● WORK TO COMPLETE: Reproduce the listing word for word. Skip any image.

------ TASK INPUT ------

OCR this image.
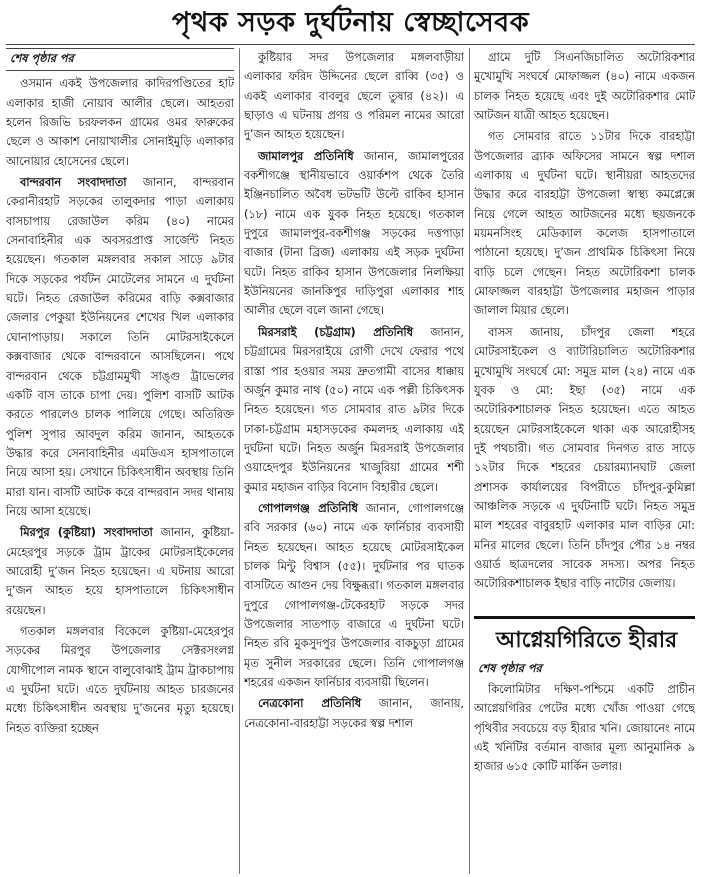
পৃথক সড়ক দুর্ঘটনায় স্বেচ্ছাসেবক
শেষ পৃষ্ঠার পর

ওসমান একই উপজেলার কাদিরপণ্ডিতের হাট এলাকার হাজী নোয়াব আলীর ছেলে। আহতরা হলেন রিজভি চরফলকন গ্রামের ওমর ফারুকের ছেলে ও আকাশ নোয়াখালীর সোনাইমুড়ি এলাকার আনোয়ার হোসেনের ছেলে।

বান্দরবান সংবাদদাতা জানান, বান্দরবান কেরানীরহাট সড়কের তালুকদার পাড়া এলাকায় বাসচাপায় রেজাউল করিম (৪০) নামের সেনাবাহিনীর এক অবসরপ্রাপ্ত সার্জেন্ট নিহত হয়েছেন। গতকাল মঙ্গলবার সকাল সাড়ে ৯টার দিকে সড়কের পর্যটন মোটেলের সামনে এ দুর্ঘটনা ঘটে। নিহত রেজাউল করিমের বাড়ি কক্সবাজার জেলার পেকুয়া ইউনিয়নের শেখের খিল এলাকার ঘোনাপাড়ায়। সকালে তিনি মোটরসাইকেলে কক্সবাজার থেকে বান্দরবানে আসছিলেন। পথে বান্দরবান থেকে চট্টগ্রামমুখী সাঙ্গু ট্রাভেলের একটি বাস তাকে চাপা দেয়। পুলিশ বাসটি আটক করতে পারলেও চালক পালিয়ে গেছে। অতিরিক্ত পুলিশ সুপার আবদুল করিম জানান, আহতকে উদ্ধার করে সেনাবাহিনীর এমডিএস হাসপাতালে নিয়ে আসা হয়। সেখানে চিকিৎসাধীন অবস্থায় তিনি মারা যান। বাসটি আটক করে বান্দরবান সদর থানায় নিয়ে আসা হয়েছে।

মিরপুর (কুষ্টিয়া) সংবাদদাতা জানান, কুষ্টিয়া-মেহেরপুর সড়কে ট্রাম ট্রাকের মোটরসাইকেলের আরোহী দু’জন নিহত হয়েছেন। এ ঘটনায় আরো দু’জন আহত হয়ে হাসপাতালে চিকিৎসাধীন রয়েছেন।

গতকাল মঙ্গলবার বিকেলে কুষ্টিয়া-মেহেরপুর সড়কের মিরপুর উপজেলার সেক্টরসংলগ্ন যোগীপোল নামক স্থানে বালুবোঝাই ট্রাম ট্রাকচাপায় এ দুর্ঘটনা ঘটে। এতে দুর্ঘটনায় আহত চারজনের মধ্যে চিকিৎসাধীন অবস্থায় দু’জনের মৃত্যু হয়েছে। নিহত ব্যক্তিরা হচ্ছেন

কুষ্টিয়ার সদর উপজেলার মঙ্গলবাড়ীয়া এলাকার ফরিদ উদ্দিনের ছেলে রাব্বি (৩৫) ও একই এলাকার বাবলুর ছেলে তুষার (৪২)। এ ছাড়াও এ ঘটনায় প্রণয় ও পরিমল নামের আরো দু’জন আহত হয়েছেন।

জামালপুর প্রতিনিধি জানান, জামালপুরের বকশীগঞ্জে স্থানীয়ভাবে ওয়ার্কশপ থেকে তৈরি ইঞ্জিনচালিত অবৈধ ভটভটি উল্টে রাকিব হাসান (১৮) নামে এক যুবক নিহত হয়েছে। গতকাল দুপুরে জামালপুর-বকশীগঞ্জ সড়কের দত্তপাড়া বাজার (টানা ব্রিজ) এলাকায় এই সড়ক দুর্ঘটনা ঘটে। নিহত রাকিব হাসান উপজেলার নিলক্ষিয়া ইউনিয়নের জানকিপুর দাড়িপুরা এলাকার শাহ আলীর ছেলে বলে জানা গেছে।

মিরসরাই (চট্টগ্রাম) প্রতিনিধি জানান, চট্টগ্রামের মিরসরাইয়ে রোগী দেখে ফেরার পথে রাস্তা পার হওয়ার সময় দ্রুতগামী বাসের ধাক্কায় অর্জুন কুমার নাথ (৫০) নামে এক পল্লী চিকিৎসক নিহত হয়েছেন। গত সোমবার রাত ৯টার দিকে ঢাকা-চট্টগ্রাম মহাসড়কের কমলদহ এলাকায় এই দুর্ঘটনা ঘটে। নিহত অর্জুন মিরসরাই উপজেলার ওয়াহেদপুর ইউনিয়নের খাজুরিয়া গ্রামের শশী কুমার মহাজন বাড়ির বিনোদ বিহারীর ছেলে।

গোপালগঞ্জ প্রতিনিধি জানান, গোপালগঞ্জে রবি সরকার (৬০) নামে এক ফার্নিচার ব্যবসায়ী নিহত হয়েছেন। আহত হয়েছে মোটরসাইকেল চালক মিন্টু বিশ্বাস (৫৫)। দুর্ঘটনার পর ঘাতক বাসটিতে আগুন দেয় বিক্ষুব্ধরা। গতকাল মঙ্গলবার দুপুরে গোপালগঞ্জ-টেকেরহাট সড়কে সদর উপজেলার সাতপাড় বাজারে এ দুর্ঘটনা ঘটে। নিহত রবি মুকসুদপুর উপজেলার বাকচুড়া গ্রামের মৃত সুনীল সরকারের ছেলে। তিনি গোপালগঞ্জ শহরের একজন ফার্নিচার ব্যবসায়ী ছিলেন।

নেত্রকোনা প্রতিনিধি জানান, জানায়, নেত্রকোনা-বারহাট্টা সড়কের স্বল্প দশাল

গ্রামে দুটি সিএনজিচালিত অটোরিকশার মুখোমুখি সংঘর্ষে মোফাজ্জল (৪০) নামে একজন চালক নিহত হয়েছে এবং দুই অটোরিকশার মোট আটজন যাত্রী আহত হয়েছেন।

গত সোমবার রাতে ১১টার দিকে বারহাট্টা উপজেলার ব্র্যাক অফিসের সামনে স্বল্প দশাল এলাকায় এ দুর্ঘটনা ঘটে। স্থানীয়রা আহতদের উদ্ধার করে বারহাট্টা উপজেলা স্বাস্থ্য কমপ্লেক্সে নিয়ে গেলে আহত আটজনের মধ্যে ছয়জনকে ময়মনসিংহ মেডিক্যাল কলেজ হাসপাতালে পাঠানো হয়েছে। দু’জন প্রাথমিক চিকিৎসা নিয়ে বাড়ি চলে গেছেন। নিহত অটোরিকশা চালক মোফাজ্জল বারহাট্টা উপজেলার মহাজন পাড়ার জালাল মিয়ার ছেলে।

বাসস জানায়, চাঁদপুর জেলা শহরে মোটরসাইকেল ও ব্যাটারিচালিত অটোরিকশার মুখোমুখি সংঘর্ষে মো: সমুদ্র মাল (২৪) নামে এক যুবক ও মো: ইছা (৩৫) নামে এক অটোরিকশাচালক নিহত হয়েছেন। এতে আহত হয়েছেন মোটরসাইকেলে থাকা এক আরোহীসহ দুই পথচারী। গত সোমবার দিনগত রাত সাড়ে ১২টার দিকে শহরের চেয়ারম্যানঘাট জেলা প্রশাসক কার্যালয়ের বিপরীতে চাঁদপুর-কুমিল্লা আঞ্চলিক সড়কে এ দুর্ঘটনাটি ঘটে। নিহত সমুদ্র মাল শহরের বাবুরহাট এলাকার মাল বাড়ির মো: মনির মালের ছেলে। তিনি চাঁদপুর পৌর ১৪ নম্বর ওয়ার্ড ছাত্রদলের সাবেক সদস্য। অপর নিহত অটোরিকশাচালক ইছার বাড়ি নাটোর জেলায়।

আগ্নেয়গিরিতে হীরার
শেষ পৃষ্ঠার পর

কিলোমিটার দক্ষিণ-পশ্চিমে একটি প্রাচীন আগ্নেয়গিরির পেটের মধ্যে খোঁজ পাওয়া গেছে পৃথিবীর সবচেয়ে বড় হীরার খনি। জোয়ানেং নামে এই খনিটির বর্তমান বাজার মূল্য আনুমানিক ৯ হাজার ৬১৫ কোটি মার্কিন ডলার।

------

● ANSWER IN FULL:
OCR this image.
পৃথক সড়ক দুর্ঘটনায় স্বেচ্ছাসেবক
শেষ পৃষ্ঠার পর

ওসমান একই উপজেলার কাদিরপণ্ডিতের হাট এলাকার হাজী নোয়াব আলীর ছেলে। আহতরা হলেন রিজভি চরফলকন গ্রামের ওমর ফারুকের ছেলে ও আকাশ নোয়াখালীর সোনাইমুড়ি এলাকার আনোয়ার হোসেনের ছেলে।

বান্দরবান সংবাদদাতা জানান, বান্দরবান কেরানীরহাট সড়কের তালুকদার পাড়া এলাকায় বাসচাপায় রেজাউল করিম (৪০) নামের সেনাবাহিনীর এক অবসরপ্রাপ্ত সার্জেন্ট নিহত হয়েছেন। গতকাল মঙ্গলবার সকাল সাড়ে ৯টার দিকে সড়কের পর্যটন মোটেলের সামনে এ দুর্ঘটনা ঘটে। নিহত রেজাউল করিমের বাড়ি কক্সবাজার জেলার পেকুয়া ইউনিয়নের শেখের খিল এলাকার ঘোনাপাড়ায়। সকালে তিনি মোটরসাইকেলে কক্সবাজার থেকে বান্দরবানে আসছিলেন। পথে বান্দরবান থেকে চট্টগ্রামমুখী সাঙ্গু ট্রাভেলের একটি বাস তাকে চাপা দেয়। পুলিশ বাসটি আটক করতে পারলেও চালক পালিয়ে গেছে। অতিরিক্ত পুলিশ সুপার আবদুল করিম জানান, আহতকে উদ্ধার করে সেনাবাহিনীর এমডিএস হাসপাতালে নিয়ে আসা হয়। সেখানে চিকিৎসাধীন অবস্থায় তিনি মারা যান। বাসটি আটক করে বান্দরবান সদর থানায় নিয়ে আসা হয়েছে।

মিরপুর (কুষ্টিয়া) সংবাদদাতা জানান, কুষ্টিয়া-মেহেরপুর সড়কে ট্রাম ট্রাকের মোটরসাইকেলের আরোহী দু’জন নিহত হয়েছেন। এ ঘটনায় আরো দু’জন আহত হয়ে হাসপাতালে চিকিৎসাধীন রয়েছেন।

গতকাল মঙ্গলবার বিকেলে কুষ্টিয়া-মেহেরপুর সড়কের মিরপুর উপজেলার সেক্টরসংলগ্ন যোগীপোল নামক স্থানে বালুবোঝাই ট্রাম ট্রাকচাপায় এ দুর্ঘটনা ঘটে। এতে দুর্ঘটনায় আহত চারজনের মধ্যে চিকিৎসাধীন অবস্থায় দু’জনের মৃত্যু হয়েছে। নিহত ব্যক্তিরা হচ্ছেন

কুষ্টিয়ার সদর উপজেলার মঙ্গলবাড়ীয়া এলাকার ফরিদ উদ্দিনের ছেলে রাব্বি (৩৫) ও একই এলাকার বাবলুর ছেলে তুষার (৪২)। এ ছাড়াও এ ঘটনায় প্রণয় ও পরিমল নামের আরো দু’জন আহত হয়েছেন।

জামালপুর প্রতিনিধি জানান, জামালপুরের বকশীগঞ্জে স্থানীয়ভাবে ওয়ার্কশপ থেকে তৈরি ইঞ্জিনচালিত অবৈধ ভটভটি উল্টে রাকিব হাসান (১৮) নামে এক যুবক নিহত হয়েছে। গতকাল দুপুরে জামালপুর-বকশীগঞ্জ সড়কের দত্তপাড়া বাজার (টানা ব্রিজ) এলাকায় এই সড়ক দুর্ঘটনা ঘটে। নিহত রাকিব হাসান উপজেলার নিলক্ষিয়া ইউনিয়নের জানকিপুর দাড়িপুরা এলাকার শাহ আলীর ছেলে বলে জানা গেছে।

মিরসরাই (চট্টগ্রাম) প্রতিনিধি জানান, চট্টগ্রামের মিরসরাইয়ে রোগী দেখে ফেরার পথে রাস্তা পার হওয়ার সময় দ্রুতগামী বাসের ধাক্কায় অর্জুন কুমার নাথ (৫০) নামে এক পল্লী চিকিৎসক নিহত হয়েছেন। গত সোমবার রাত ৯টার দিকে ঢাকা-চট্টগ্রাম মহাসড়কের কমলদহ এলাকায় এই দুর্ঘটনা ঘটে। নিহত অর্জুন মিরসরাই উপজেলার ওয়াহেদপুর ইউনিয়নের খাজুরিয়া গ্রামের শশী কুমার মহাজন বাড়ির বিনোদ বিহারীর ছেলে।

গোপালগঞ্জ প্রতিনিধি জানান, গোপালগঞ্জে রবি সরকার (৬০) নামে এক ফার্নিচার ব্যবসায়ী নিহত হয়েছেন। আহত হয়েছে মোটরসাইকেল চালক মিন্টু বিশ্বাস (৫৫)। দুর্ঘটনার পর ঘাতক বাসটিতে আগুন দেয় বিক্ষুব্ধরা। গতকাল মঙ্গলবার দুপুরে গোপালগঞ্জ-টেকেরহাট সড়কে সদর উপজেলার সাতপাড় বাজারে এ দুর্ঘটনা ঘটে। নিহত রবি মুকসুদপুর উপজেলার বাকচুড়া গ্রামের মৃত সুনীল সরকারের ছেলে। তিনি গোপালগঞ্জ শহরের একজন ফার্নিচার ব্যবসায়ী ছিলেন।

নেত্রকোনা প্রতিনিধি জানান, জানায়, নেত্রকোনা-বারহাট্টা সড়কের স্বল্প দশাল

গ্রামে দুটি সিএনজিচালিত অটোরিকশার মুখোমুখি সংঘর্ষে মোফাজ্জল (৪০) নামে একজন চালক নিহত হয়েছে এবং দুই অটোরিকশার মোট আটজন যাত্রী আহত হয়েছেন।

গত সোমবার রাতে ১১টার দিকে বারহাট্টা উপজেলার ব্র্যাক অফিসের সামনে স্বল্প দশাল এলাকায় এ দুর্ঘটনা ঘটে। স্থানীয়রা আহতদের উদ্ধার করে বারহাট্টা উপজেলা স্বাস্থ্য কমপ্লেক্সে নিয়ে গেলে আহত আটজনের মধ্যে ছয়জনকে ময়মনসিংহ মেডিক্যাল কলেজ হাসপাতালে পাঠানো হয়েছে। দু’জন প্রাথমিক চিকিৎসা নিয়ে বাড়ি চলে গেছেন। নিহত অটোরিকশা চালক মোফাজ্জল বারহাট্টা উপজেলার মহাজন পাড়ার জালাল মিয়ার ছেলে।

বাসস জানায়, চাঁদপুর জেলা শহরে মোটরসাইকেল ও ব্যাটারিচালিত অটোরিকশার মুখোমুখি সংঘর্ষে মো: সমুদ্র মাল (২৪) নামে এক যুবক ও মো: ইছা (৩৫) নামে এক অটোরিকশাচালক নিহত হয়েছেন। এতে আহত হয়েছেন মোটরসাইকেলে থাকা এক আরোহীসহ দুই পথচারী। গত সোমবার দিনগত রাত সাড়ে ১২টার দিকে শহরের চেয়ারম্যানঘাট জেলা প্রশাসক কার্যালয়ের বিপরীতে চাঁদপুর-কুমিল্লা আঞ্চলিক সড়কে এ দুর্ঘটনাটি ঘটে। নিহত সমুদ্র মাল শহরের বাবুরহাট এলাকার মাল বাড়ির মো: মনির মালের ছেলে। তিনি চাঁদপুর পৌর ১৪ নম্বর ওয়ার্ড ছাত্রদলের সাবেক সদস্য। অপর নিহত অটোরিকশাচালক ইছার বাড়ি নাটোর জেলায়।

আগ্নেয়গিরিতে হীরার
শেষ পৃষ্ঠার পর

কিলোমিটার দক্ষিণ-পশ্চিমে একটি প্রাচীন আগ্নেয়গিরির পেটের মধ্যে খোঁজ পাওয়া গেছে পৃথিবীর সবচেয়ে বড় হীরার খনি। জোয়ানেং নামে এই খনিটির বর্তমান বাজার মূল্য আনুমানিক ৯ হাজার ৬১৫ কোটি মার্কিন ডলার।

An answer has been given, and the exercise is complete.